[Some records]
====

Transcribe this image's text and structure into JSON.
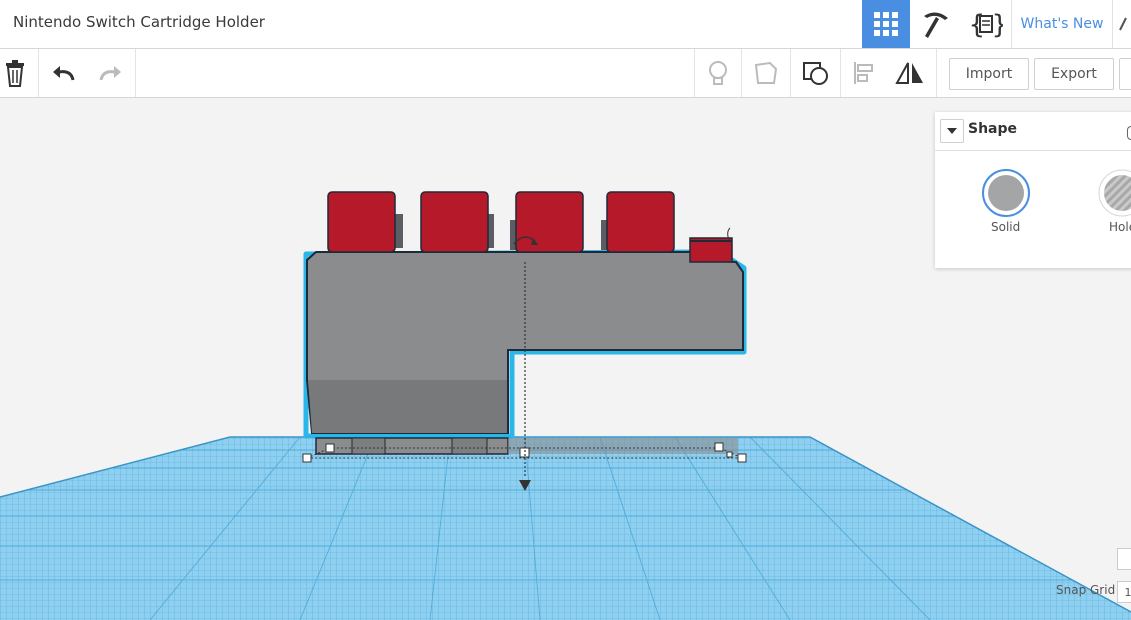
{
  "header": {
    "title": "Nintendo Switch Cartridge Holder",
    "whats_new": "What's New",
    "icons": [
      "grid-view-icon",
      "pickaxe-icon",
      "code-blocks-icon"
    ]
  },
  "toolbar": {
    "import_label": "Import",
    "export_label": "Export",
    "icons": [
      "trash-icon",
      "undo-icon",
      "redo-icon",
      "lightbulb-icon",
      "group-icon",
      "ungroup-icon",
      "align-icon",
      "mirror-icon"
    ]
  },
  "shape_panel": {
    "title": "Shape",
    "solid_label": "Solid",
    "hole_label": "Hole"
  },
  "snap_grid": {
    "label": "Snap Grid",
    "value": "1"
  },
  "colors": {
    "accent": "#4a8ee2",
    "cartridge_red": "#b5192a",
    "body_gray": "#8a8c8e",
    "grid_blue": "#5bb6e6",
    "selection_outline": "#29b6e8"
  }
}
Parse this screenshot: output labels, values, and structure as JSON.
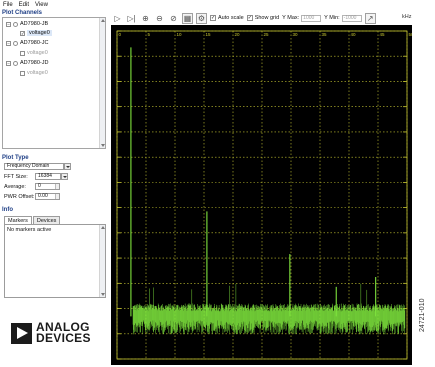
{
  "menu": {
    "file": "File",
    "edit": "Edit",
    "view": "View"
  },
  "plot_channels": {
    "title": "Plot Channels",
    "devices": [
      {
        "name": "AD7980-JB",
        "expanded": true,
        "channels": [
          "voltage0"
        ]
      },
      {
        "name": "AD7980-JC",
        "expanded": true,
        "channels": [
          "voltage0"
        ]
      },
      {
        "name": "AD7980-JD",
        "expanded": true,
        "channels": [
          "voltage0"
        ]
      }
    ]
  },
  "plot_type": {
    "title": "Plot Type",
    "selected": "Frequency Domain",
    "fft_size_label": "FFT Size:",
    "fft_size": "16384",
    "average_label": "Average:",
    "average": "0",
    "pwr_offset_label": "PWR Offset:",
    "pwr_offset": "0.00"
  },
  "info": {
    "title": "Info",
    "tabs": [
      "Markers",
      "Devices"
    ],
    "markers_text": "No markers active"
  },
  "logo": {
    "line1": "ANALOG",
    "line2": "DEVICES"
  },
  "toolbar": {
    "auto_scale": "Auto scale",
    "show_grid": "Show grid",
    "y_max_label": "Y Max:",
    "y_max": "1000",
    "y_min_label": "Y Min:",
    "y_min": "-1000",
    "unit": "kHz"
  },
  "figure_id": "24721-010",
  "colors": {
    "plot_bg": "#000000",
    "grid": "#c8c832",
    "trace": "#7ee33d",
    "axis_text": "#c8c832"
  },
  "chart_data": {
    "type": "line",
    "xlabel": "",
    "ylabel": "",
    "x_unit": "kHz",
    "x_tick_labels": [
      "0",
      "5",
      "10",
      "15",
      "20",
      "25",
      "30",
      "35",
      "40",
      "45",
      "50"
    ],
    "xlim": [
      0,
      50
    ],
    "grid": true,
    "noise_floor_fraction": 0.87,
    "spurs": [
      {
        "x": 2.4,
        "peak_fraction": 0.05
      },
      {
        "x": 15.5,
        "peak_fraction": 0.55
      },
      {
        "x": 29.8,
        "peak_fraction": 0.68
      },
      {
        "x": 37.8,
        "peak_fraction": 0.78
      },
      {
        "x": 44.6,
        "peak_fraction": 0.75
      }
    ]
  }
}
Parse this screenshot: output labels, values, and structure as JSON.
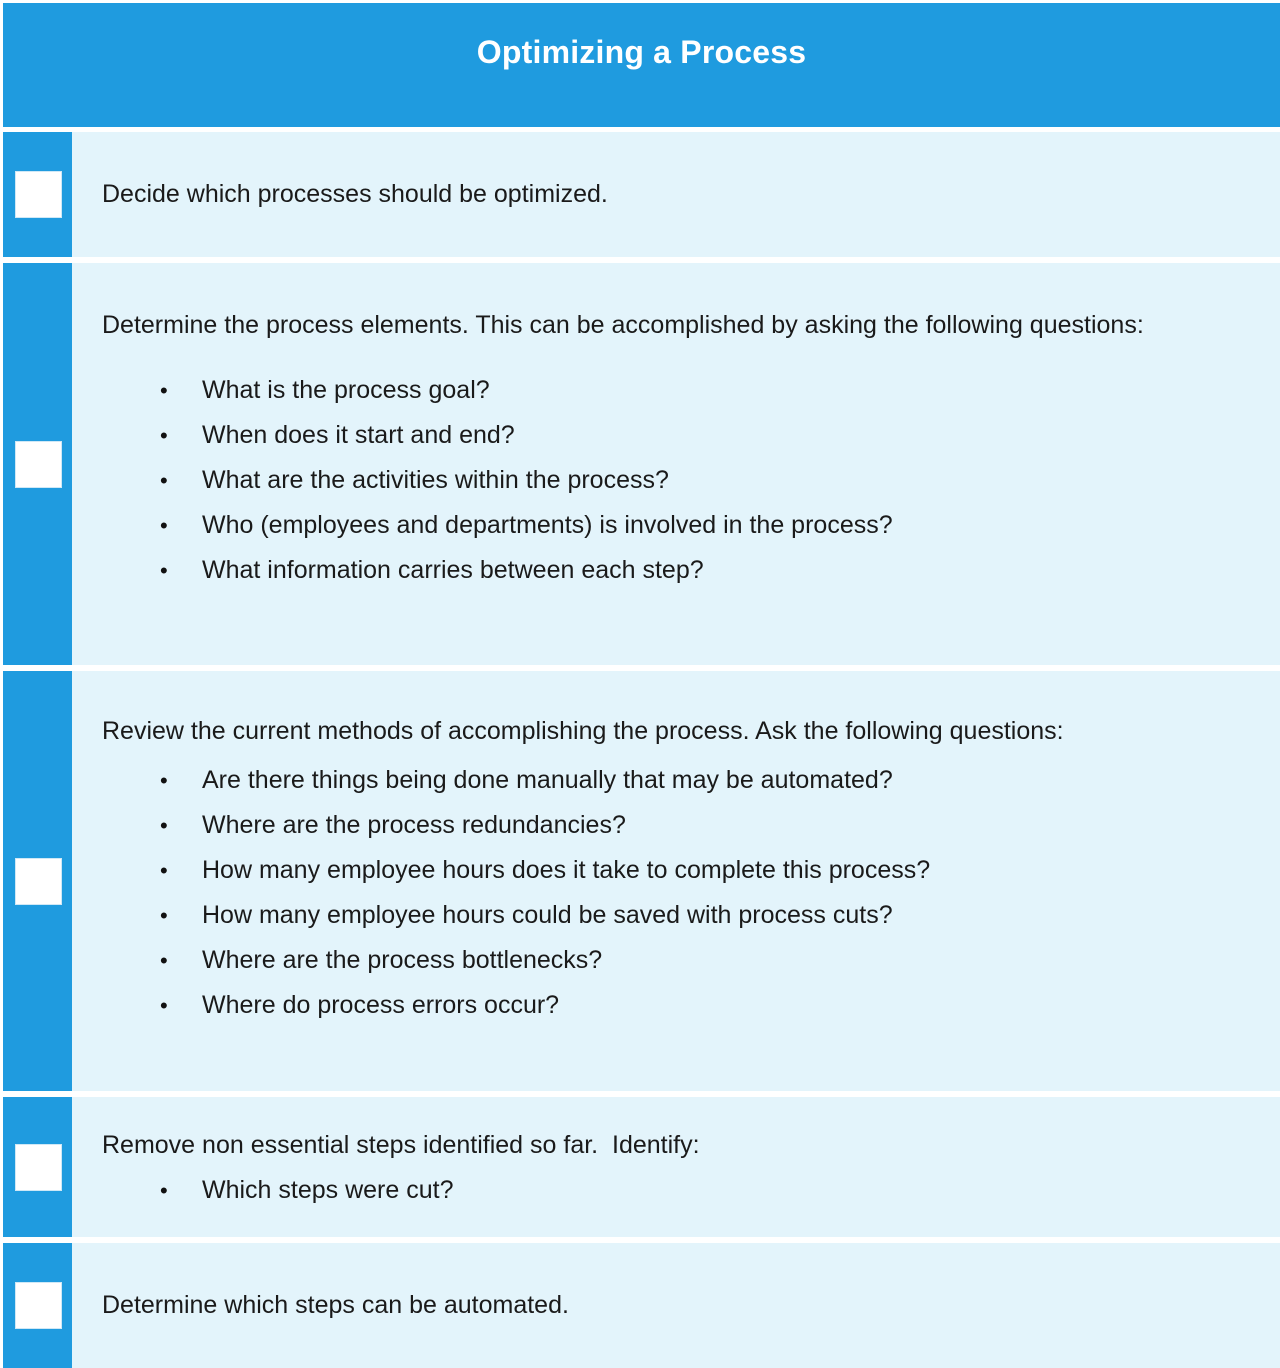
{
  "header": {
    "title": "Optimizing a Process",
    "background_color": "#1f9bdf",
    "text_color": "#ffffff"
  },
  "colors": {
    "accent_blue": "#1f9bdf",
    "row_background": "#e3f4fb",
    "page_background": "#ffffff",
    "checkbox_fill": "#ffffff",
    "text": "#1a1a1a"
  },
  "checklist": {
    "rows": [
      {
        "checkbox_state": "unchecked",
        "text": "Decide which processes should be optimized.",
        "bullets": []
      },
      {
        "checkbox_state": "unchecked",
        "text": "Determine the process elements. This can be accomplished by asking the following questions:",
        "bullets": [
          "What is the process goal?",
          "When does it start and end?",
          "What are the activities within the process?",
          "Who (employees and departments) is involved in the process?",
          "What information carries between each step?"
        ]
      },
      {
        "checkbox_state": "unchecked",
        "text": "Review the current methods of accomplishing the process. Ask the following questions:",
        "bullets": [
          "Are there things being done manually that may be automated?",
          "Where are the process redundancies?",
          "How many employee hours does it take to complete this process?",
          "How many employee hours could be saved with process cuts?",
          "Where are the process bottlenecks?",
          "Where do process errors occur?"
        ]
      },
      {
        "checkbox_state": "unchecked",
        "text": "Remove non essential steps identified so far.  Identify:",
        "bullets": [
          "Which steps were cut?"
        ]
      },
      {
        "checkbox_state": "unchecked",
        "text": "Determine which steps can be automated.",
        "bullets": []
      }
    ]
  }
}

====

Within the listing above, find every line containing the string "many" and return it.

• _Task solution_
          "How many employee hours does it take to complete this process?",
          "How many employee hours could be saved with process cuts?",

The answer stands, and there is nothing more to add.